Exercise details:
Find the number of lines containing the string "transition" in the data. Answer with the number by itself.

— start of Stored rows —

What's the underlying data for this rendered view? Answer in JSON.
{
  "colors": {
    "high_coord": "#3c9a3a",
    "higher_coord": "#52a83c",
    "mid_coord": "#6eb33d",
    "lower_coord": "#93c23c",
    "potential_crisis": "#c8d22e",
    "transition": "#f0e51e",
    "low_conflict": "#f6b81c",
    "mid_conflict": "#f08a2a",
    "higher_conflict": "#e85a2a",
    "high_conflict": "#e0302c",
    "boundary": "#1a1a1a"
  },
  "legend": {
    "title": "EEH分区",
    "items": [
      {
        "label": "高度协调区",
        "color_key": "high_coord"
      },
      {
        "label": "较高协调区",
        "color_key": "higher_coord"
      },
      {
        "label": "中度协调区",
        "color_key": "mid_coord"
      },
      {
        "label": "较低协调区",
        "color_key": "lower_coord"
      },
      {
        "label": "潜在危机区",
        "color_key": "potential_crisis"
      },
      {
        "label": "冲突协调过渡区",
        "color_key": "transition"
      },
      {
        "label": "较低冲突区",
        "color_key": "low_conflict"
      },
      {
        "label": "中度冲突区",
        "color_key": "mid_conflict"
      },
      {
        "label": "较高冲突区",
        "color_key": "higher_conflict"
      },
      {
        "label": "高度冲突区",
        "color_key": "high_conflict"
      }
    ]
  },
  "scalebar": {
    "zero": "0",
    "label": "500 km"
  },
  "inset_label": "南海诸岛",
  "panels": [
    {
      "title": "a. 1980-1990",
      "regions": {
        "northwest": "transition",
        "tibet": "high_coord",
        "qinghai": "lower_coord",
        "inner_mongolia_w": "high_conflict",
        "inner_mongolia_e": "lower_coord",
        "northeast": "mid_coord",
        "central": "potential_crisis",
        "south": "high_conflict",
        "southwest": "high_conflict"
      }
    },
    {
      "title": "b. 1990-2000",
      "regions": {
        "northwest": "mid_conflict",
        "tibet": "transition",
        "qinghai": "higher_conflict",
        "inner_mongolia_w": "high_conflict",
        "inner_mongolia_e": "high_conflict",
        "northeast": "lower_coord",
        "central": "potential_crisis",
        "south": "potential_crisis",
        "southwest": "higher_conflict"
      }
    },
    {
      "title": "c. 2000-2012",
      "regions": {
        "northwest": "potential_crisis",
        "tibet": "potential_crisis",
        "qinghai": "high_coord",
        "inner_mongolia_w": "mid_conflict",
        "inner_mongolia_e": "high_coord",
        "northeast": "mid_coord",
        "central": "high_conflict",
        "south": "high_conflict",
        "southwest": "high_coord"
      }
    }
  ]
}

— end of Stored rows —

Output of the task:
4